··· FRAGMENTO ···

Tras los pasos del Cristo de la Sangre

Tras los pasos del Cristo de la Sangre

12 / 04 / 2017 | Semana Santa 2017

Cuando alguien sale al encuentro de esta procesión intencionadamente o simplemente se topa con ella, se para y contempla lo que ocurre ante sus ojos. Aún con la emoción en el cuerpo, la mente empieza a tomar conciencia de la sobrecogedora talla de Luis Álvarez Duarte. La noche de Lunes Santo no transcurría, era.

La Hermandad de Santa María Magdalena rememora las últimas horas de Jesús con un vía crucis penitencial que recorre las estaciones de la cruz a lo largo de la carrera oficial bajo la luz de níspero del alumbrado público. Tambores sordos golpean el aire para anunciar la llegada del Santísimo Cristo de la Sangre.

Cuatro ciriales en plata repujada forman parte del cortejo litúrgico y desfilan situados inmediatamente delante del trono y acompañan la cruz guía que se detiene para las catorce estaciones del vía crucis. El tercio de nazarenos porta velas y precede al paso que, acompañado de la multitud, hace parada para el rezo. El párroco de la iglesia de Santa Clara, Joaquín Miguel Mellinas, era el encargado del ceremonial religioso.

Como no podía ser de otra manera, la cofradía no deja pasar la ocasión de ornamentar con orquídeas la base de la cruz del Santísimo Cristo de la Sangre en recuerdo a Ana María Ruiz (Cieza, 1961-2014), historiadora y gran divulgadora de la Semana Santa ciezana. Y es que ella tenía costumbre de poner una orquídea en la parte posterior del madero cada Lunes Santo, como muestra de la profunda fe y cariño que le profesaba.

···

• CONSIGNA 1: Según el fragmento sobre el Cristo de la Sangre, ¿quién se encargaba del ceremonial religioso?
• CONSIGNA 2: Transcribe literalmente el pasaje del fragmento que va desde "12 / 04 / 2017" hasta "no transcurría, era.".

··· MATERIAL APORTADO ···

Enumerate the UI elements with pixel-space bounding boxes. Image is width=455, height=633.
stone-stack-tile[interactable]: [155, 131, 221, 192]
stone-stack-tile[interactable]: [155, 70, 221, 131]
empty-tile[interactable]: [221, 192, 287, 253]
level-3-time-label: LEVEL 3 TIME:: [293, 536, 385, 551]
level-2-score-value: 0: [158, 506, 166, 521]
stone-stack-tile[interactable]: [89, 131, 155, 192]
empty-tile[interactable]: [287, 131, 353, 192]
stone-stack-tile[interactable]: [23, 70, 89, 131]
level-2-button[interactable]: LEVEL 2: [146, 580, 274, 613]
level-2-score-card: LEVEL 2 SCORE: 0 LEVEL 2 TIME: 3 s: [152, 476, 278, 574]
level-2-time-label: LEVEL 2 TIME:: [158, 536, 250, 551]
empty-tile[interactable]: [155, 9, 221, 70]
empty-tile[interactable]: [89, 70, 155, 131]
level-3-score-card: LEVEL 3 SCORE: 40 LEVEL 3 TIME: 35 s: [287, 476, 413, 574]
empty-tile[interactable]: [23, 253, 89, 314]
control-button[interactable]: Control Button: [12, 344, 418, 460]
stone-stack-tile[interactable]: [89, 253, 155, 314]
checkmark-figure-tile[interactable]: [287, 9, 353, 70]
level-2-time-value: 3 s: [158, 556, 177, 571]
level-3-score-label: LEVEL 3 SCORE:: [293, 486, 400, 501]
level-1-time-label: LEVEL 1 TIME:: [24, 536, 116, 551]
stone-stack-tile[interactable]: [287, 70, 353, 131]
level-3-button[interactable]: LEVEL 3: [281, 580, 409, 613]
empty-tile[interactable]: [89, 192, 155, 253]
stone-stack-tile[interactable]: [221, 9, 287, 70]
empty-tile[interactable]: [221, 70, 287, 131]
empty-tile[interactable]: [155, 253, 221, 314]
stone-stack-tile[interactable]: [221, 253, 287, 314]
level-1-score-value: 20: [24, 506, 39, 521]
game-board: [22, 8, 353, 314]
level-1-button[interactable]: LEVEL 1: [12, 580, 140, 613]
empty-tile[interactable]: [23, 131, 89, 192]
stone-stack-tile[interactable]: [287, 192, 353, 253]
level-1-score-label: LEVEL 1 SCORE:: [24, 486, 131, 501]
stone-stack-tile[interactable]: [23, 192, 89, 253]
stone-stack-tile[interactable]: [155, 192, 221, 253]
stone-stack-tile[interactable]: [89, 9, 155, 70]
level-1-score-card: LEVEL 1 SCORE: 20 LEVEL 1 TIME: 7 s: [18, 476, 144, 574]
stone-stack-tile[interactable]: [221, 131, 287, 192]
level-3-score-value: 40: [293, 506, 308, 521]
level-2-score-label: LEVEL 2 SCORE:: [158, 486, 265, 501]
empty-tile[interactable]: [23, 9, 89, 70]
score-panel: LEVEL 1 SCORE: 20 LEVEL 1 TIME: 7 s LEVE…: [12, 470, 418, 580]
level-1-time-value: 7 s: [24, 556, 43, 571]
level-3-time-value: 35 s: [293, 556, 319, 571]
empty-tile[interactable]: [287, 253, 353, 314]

···

• SOLUCIÓN 1: Joaquín Miguel Mellinas, párroco de la iglesia de Santa Clara.

• SOLUCIÓN 2:
12 / 04 / 2017 | Semana Santa 2017

Cuando alguien sale al encuentro de esta procesión intencionadamente o simplemente se topa con ella, se para y contempla lo que ocurre ante sus ojos. Aún con la emoción en el cuerpo, la mente empieza a tomar conciencia de la sobrecogedora talla de Luis Álvarez Duarte. La noche de Lunes Santo no transcurría, era.